**Instructions to follow**
Any pictures in the records below should be skipped; write out everything else exactly.

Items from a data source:
start
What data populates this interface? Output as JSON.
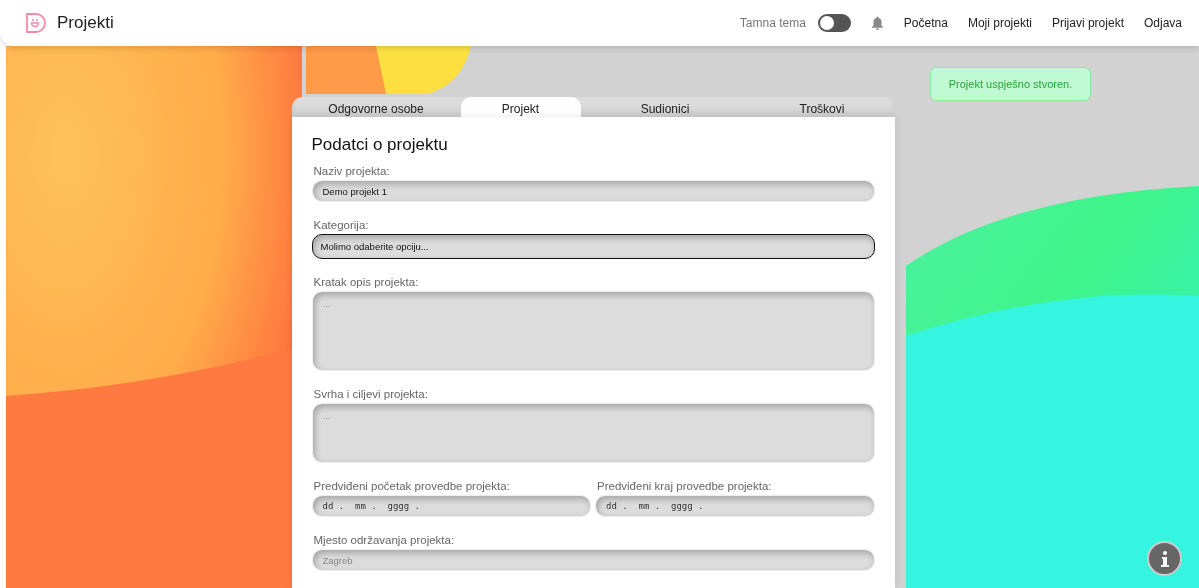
{
  "header": {
    "title": "Projekti",
    "theme_toggle": {
      "label": "Tamna tema",
      "on": false
    },
    "nav": [
      "Početna",
      "Moji projekti",
      "Prijavi projekt",
      "Odjava"
    ]
  },
  "toast": {
    "message": "Projekt uspješno stvoren."
  },
  "tabs": [
    {
      "label": "Odgovorne osobe",
      "selected": false
    },
    {
      "label": "Projekt",
      "selected": true
    },
    {
      "label": "Sudionici",
      "selected": false
    },
    {
      "label": "Troškovi",
      "selected": false
    }
  ],
  "form": {
    "title": "Podatci o projektu",
    "rows": [
      [
        {
          "kind": "text",
          "label": "Naziv projekta:",
          "value": "Demo projekt 1",
          "focused": false
        }
      ],
      [
        {
          "kind": "select",
          "label": "Kategorija:",
          "value": "Molimo odaberite opciju...",
          "focused": true
        }
      ],
      [
        {
          "kind": "textarea",
          "label": "Kratak opis projekta:",
          "placeholder": "...",
          "focused": false
        }
      ],
      [
        {
          "kind": "textarea-short",
          "label": "Svrha i ciljevi projekta:",
          "placeholder": "...",
          "focused": false
        }
      ],
      [
        {
          "kind": "date",
          "label": "Predviđeni početak provedbe projekta:",
          "placeholder": "dd .  mm .  gggg .",
          "focused": false
        },
        {
          "kind": "date",
          "label": "Predviđeni kraj provedbe projekta:",
          "placeholder": "dd .  mm .  gggg .",
          "focused": false
        }
      ],
      [
        {
          "kind": "text",
          "label": "Mjesto održavanja projekta:",
          "placeholder": "Zagreb",
          "focused": false
        }
      ]
    ]
  }
}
end
**Task output**
What data populates this interface? Output as JSON.
{
  "header": {
    "title": "Projekti",
    "theme_toggle": {
      "label": "Tamna tema",
      "on": false
    },
    "nav": [
      "Početna",
      "Moji projekti",
      "Prijavi projekt",
      "Odjava"
    ]
  },
  "toast": {
    "message": "Projekt uspješno stvoren."
  },
  "tabs": [
    {
      "label": "Odgovorne osobe",
      "selected": false
    },
    {
      "label": "Projekt",
      "selected": true
    },
    {
      "label": "Sudionici",
      "selected": false
    },
    {
      "label": "Troškovi",
      "selected": false
    }
  ],
  "form": {
    "title": "Podatci o projektu",
    "rows": [
      [
        {
          "kind": "text",
          "label": "Naziv projekta:",
          "value": "Demo projekt 1",
          "focused": false
        }
      ],
      [
        {
          "kind": "select",
          "label": "Kategorija:",
          "value": "Molimo odaberite opciju...",
          "focused": true
        }
      ],
      [
        {
          "kind": "textarea",
          "label": "Kratak opis projekta:",
          "placeholder": "...",
          "focused": false
        }
      ],
      [
        {
          "kind": "textarea-short",
          "label": "Svrha i ciljevi projekta:",
          "placeholder": "...",
          "focused": false
        }
      ],
      [
        {
          "kind": "date",
          "label": "Predviđeni početak provedbe projekta:",
          "placeholder": "dd .  mm .  gggg .",
          "focused": false
        },
        {
          "kind": "date",
          "label": "Predviđeni kraj provedbe projekta:",
          "placeholder": "dd .  mm .  gggg .",
          "focused": false
        }
      ],
      [
        {
          "kind": "text",
          "label": "Mjesto održavanja projekta:",
          "placeholder": "Zagreb",
          "focused": false
        }
      ]
    ]
  }
}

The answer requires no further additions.